--- BEGIN Extract provided ---
Freelance Subversion: Time Bandits
With Life of Brian out of the way, Terry Gilliam had partially unshackled himself from Monty Python. He was unable to bring his masterpiece Brazil to the big screen, but he was free to focus on his own movies. He’ll come back to Python in 1983 for The Meaning of Life, which is the movie most influenced by the Pythons’ solo careers, but from now on, he’ll be an artist in his own right rather than just the Monty Python cartoonist. Gilliam is Python’s Peter Gabriel, the member who goes off and does weird, antagonistic art for an audience who knows his new stuff better than his Python work (granted, he splits Peter Gabriel duties with the equally wayward John Cleese). When he does return to Python, it’s like an old novelist reuniting with his college buddies. He doesn’t have a Spamalot moment, infusing one of his old hits with some new clever, fun bits. From this point on, Terry Gilliam is a forward-looking director.
At least in theory. Gilliam can’t stop himself from co-writing a movie with Michael Palin. And it’s hard to blame him. Aside from being a notoriously lovely chap, Palin is Python’s second best writer. Time Bandits benefits enormously from Palin’s influence. It’s consistent in character, theme, plot, and tone, an enormous leap in quality from Jabberwocky. While Time Bandits explores a lot of the same ideas as Jabberwocky, it feels more like a movie you can show your kids for fun than one you’d show them as punishment. For the first time, Gilliam directs a classic on his own terms, rather than splitting duties with Terry Jones (like in Holy Grail), or feeling like he’s putting a demo reel on the big screen (Jabberwocky).
--- END Extract provided ---
--- BEGIN Data lines ---
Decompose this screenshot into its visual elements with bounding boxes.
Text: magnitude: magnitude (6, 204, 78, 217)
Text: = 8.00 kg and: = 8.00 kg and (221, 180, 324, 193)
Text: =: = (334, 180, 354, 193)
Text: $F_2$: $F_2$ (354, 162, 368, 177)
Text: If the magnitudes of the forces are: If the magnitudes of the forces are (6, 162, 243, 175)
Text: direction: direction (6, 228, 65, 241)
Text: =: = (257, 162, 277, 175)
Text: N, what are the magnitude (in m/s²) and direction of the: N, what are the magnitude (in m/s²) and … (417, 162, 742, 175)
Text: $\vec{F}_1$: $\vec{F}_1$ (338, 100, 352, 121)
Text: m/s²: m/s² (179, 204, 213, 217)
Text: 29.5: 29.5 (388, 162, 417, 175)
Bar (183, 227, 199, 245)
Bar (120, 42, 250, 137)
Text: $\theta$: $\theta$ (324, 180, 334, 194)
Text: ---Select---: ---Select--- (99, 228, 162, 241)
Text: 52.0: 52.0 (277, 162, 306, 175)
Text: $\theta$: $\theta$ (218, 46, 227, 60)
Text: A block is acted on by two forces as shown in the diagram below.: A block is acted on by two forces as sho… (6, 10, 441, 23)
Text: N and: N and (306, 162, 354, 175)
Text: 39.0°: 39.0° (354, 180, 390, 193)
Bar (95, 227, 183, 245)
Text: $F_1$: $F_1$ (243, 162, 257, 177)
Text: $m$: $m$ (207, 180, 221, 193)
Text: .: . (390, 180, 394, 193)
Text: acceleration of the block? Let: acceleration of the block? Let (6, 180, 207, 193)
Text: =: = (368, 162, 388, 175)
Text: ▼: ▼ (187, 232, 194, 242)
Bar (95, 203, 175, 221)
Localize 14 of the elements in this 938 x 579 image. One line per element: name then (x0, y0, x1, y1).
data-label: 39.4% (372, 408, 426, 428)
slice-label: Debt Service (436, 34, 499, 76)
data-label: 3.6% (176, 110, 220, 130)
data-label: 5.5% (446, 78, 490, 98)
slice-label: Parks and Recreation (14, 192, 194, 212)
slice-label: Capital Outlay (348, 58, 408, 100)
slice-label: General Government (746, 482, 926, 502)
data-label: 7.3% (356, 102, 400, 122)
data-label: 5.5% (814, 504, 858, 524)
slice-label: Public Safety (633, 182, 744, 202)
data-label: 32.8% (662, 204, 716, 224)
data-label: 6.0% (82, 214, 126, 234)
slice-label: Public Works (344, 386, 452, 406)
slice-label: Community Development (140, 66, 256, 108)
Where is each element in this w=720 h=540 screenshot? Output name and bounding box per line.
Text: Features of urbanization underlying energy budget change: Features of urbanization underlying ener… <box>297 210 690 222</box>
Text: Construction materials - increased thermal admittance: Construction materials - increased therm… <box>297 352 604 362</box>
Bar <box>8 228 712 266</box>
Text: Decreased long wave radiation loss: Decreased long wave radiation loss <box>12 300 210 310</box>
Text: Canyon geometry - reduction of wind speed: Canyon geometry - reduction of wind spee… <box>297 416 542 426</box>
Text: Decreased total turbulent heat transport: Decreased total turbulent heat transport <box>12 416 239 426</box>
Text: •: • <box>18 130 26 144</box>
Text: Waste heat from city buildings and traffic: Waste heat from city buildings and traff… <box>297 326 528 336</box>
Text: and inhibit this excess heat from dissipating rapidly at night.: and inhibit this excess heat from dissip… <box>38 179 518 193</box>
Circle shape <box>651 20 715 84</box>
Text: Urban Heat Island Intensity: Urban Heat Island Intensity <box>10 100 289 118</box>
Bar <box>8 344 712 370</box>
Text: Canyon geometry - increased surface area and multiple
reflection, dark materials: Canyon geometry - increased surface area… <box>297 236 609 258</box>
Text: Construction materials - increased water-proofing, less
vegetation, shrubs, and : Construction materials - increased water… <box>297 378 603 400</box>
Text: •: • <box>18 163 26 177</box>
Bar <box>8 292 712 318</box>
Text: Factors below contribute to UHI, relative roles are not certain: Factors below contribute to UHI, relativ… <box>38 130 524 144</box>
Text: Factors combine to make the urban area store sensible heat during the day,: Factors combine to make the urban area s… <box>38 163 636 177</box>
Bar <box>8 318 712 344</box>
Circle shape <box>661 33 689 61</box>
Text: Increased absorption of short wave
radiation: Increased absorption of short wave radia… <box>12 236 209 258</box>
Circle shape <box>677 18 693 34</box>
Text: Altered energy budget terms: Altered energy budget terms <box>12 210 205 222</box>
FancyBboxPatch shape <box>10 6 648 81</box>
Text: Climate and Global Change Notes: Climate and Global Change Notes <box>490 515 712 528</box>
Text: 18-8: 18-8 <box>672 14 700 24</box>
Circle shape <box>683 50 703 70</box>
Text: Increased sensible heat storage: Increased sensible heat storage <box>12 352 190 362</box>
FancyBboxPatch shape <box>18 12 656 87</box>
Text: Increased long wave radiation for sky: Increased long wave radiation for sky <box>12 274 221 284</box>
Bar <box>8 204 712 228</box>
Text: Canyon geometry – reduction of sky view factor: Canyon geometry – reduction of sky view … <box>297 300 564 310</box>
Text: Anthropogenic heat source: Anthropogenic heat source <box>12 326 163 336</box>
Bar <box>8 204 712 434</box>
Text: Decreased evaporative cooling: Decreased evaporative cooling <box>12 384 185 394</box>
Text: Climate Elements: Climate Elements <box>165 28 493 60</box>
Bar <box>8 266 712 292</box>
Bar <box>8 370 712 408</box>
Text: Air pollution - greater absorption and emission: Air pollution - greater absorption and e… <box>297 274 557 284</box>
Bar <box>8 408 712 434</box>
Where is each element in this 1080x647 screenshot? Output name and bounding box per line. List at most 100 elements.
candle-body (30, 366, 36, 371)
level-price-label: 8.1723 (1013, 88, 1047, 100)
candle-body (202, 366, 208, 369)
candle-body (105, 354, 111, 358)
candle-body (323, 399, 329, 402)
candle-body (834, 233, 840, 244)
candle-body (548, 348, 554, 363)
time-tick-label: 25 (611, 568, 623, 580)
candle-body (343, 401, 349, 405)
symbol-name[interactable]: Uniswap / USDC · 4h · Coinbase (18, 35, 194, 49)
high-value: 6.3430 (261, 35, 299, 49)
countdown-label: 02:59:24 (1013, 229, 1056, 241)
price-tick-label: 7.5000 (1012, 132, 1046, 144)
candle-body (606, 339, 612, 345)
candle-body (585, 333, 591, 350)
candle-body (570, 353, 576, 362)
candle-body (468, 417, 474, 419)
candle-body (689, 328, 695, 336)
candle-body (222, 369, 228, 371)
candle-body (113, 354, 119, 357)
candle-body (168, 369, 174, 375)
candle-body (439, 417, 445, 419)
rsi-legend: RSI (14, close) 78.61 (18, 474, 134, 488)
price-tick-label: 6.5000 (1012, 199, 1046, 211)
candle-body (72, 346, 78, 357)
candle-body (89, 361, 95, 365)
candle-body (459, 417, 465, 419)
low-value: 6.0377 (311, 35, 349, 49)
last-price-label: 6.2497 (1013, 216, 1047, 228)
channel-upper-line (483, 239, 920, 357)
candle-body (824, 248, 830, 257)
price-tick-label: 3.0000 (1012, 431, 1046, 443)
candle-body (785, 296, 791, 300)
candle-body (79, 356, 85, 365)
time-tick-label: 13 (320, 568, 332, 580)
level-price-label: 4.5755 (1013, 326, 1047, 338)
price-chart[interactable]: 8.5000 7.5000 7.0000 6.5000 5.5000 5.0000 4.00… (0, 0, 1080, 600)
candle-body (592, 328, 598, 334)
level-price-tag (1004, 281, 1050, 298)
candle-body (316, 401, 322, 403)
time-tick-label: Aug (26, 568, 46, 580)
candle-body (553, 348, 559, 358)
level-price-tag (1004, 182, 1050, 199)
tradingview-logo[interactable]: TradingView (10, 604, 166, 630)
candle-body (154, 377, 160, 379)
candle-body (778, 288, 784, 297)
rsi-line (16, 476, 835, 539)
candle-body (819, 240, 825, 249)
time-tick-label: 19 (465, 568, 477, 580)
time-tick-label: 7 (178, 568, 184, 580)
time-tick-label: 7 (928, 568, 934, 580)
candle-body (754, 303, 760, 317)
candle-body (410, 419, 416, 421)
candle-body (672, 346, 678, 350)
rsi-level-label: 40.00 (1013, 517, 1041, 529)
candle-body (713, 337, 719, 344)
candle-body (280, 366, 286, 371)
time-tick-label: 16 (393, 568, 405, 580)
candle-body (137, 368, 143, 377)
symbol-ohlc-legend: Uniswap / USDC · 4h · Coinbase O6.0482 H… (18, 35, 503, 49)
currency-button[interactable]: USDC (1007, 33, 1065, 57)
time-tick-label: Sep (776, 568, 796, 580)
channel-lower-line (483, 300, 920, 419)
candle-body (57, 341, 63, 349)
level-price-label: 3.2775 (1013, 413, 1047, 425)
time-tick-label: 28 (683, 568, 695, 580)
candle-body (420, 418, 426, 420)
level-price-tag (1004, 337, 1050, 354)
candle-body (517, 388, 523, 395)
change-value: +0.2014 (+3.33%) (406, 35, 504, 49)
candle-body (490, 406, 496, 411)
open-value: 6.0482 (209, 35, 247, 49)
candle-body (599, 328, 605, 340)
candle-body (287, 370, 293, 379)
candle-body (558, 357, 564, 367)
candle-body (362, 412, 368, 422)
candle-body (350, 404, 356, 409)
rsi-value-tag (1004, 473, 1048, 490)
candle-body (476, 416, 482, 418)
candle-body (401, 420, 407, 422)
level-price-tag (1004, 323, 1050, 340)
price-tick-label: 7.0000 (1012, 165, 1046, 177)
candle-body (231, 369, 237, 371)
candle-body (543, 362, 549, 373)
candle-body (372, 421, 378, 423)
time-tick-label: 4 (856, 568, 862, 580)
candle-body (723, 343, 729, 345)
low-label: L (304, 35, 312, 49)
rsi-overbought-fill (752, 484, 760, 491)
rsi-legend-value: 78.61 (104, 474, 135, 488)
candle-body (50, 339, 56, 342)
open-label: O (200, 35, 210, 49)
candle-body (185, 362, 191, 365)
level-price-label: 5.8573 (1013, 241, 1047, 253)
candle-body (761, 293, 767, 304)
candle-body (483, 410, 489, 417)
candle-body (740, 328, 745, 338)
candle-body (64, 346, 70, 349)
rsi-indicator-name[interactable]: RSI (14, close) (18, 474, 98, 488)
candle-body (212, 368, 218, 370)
--- END Data lines ---
Task description. Copy word for word the stretch of the Time Bandits piece from "At least in" through "big screen (Jabberwocky).".

Output for this task.
At least in theory. Gilliam can’t stop himself from co-writing a movie with Michael Palin. And it’s hard to blame him. Aside from being a notoriously lovely chap, Palin is Python’s second best writer. Time Bandits benefits enormously from Palin’s influence. It’s consistent in character, theme, plot, and tone, an enormous leap in quality from Jabberwocky. While Time Bandits explores a lot of the same ideas as Jabberwocky, it feels more like a movie you can show your kids for fun than one you’d show them as punishment. For the first time, Gilliam directs a classic on his own terms, rather than splitting duties with Terry Jones (like in Holy Grail), or feeling like he’s putting a demo reel on the big screen (Jabberwocky).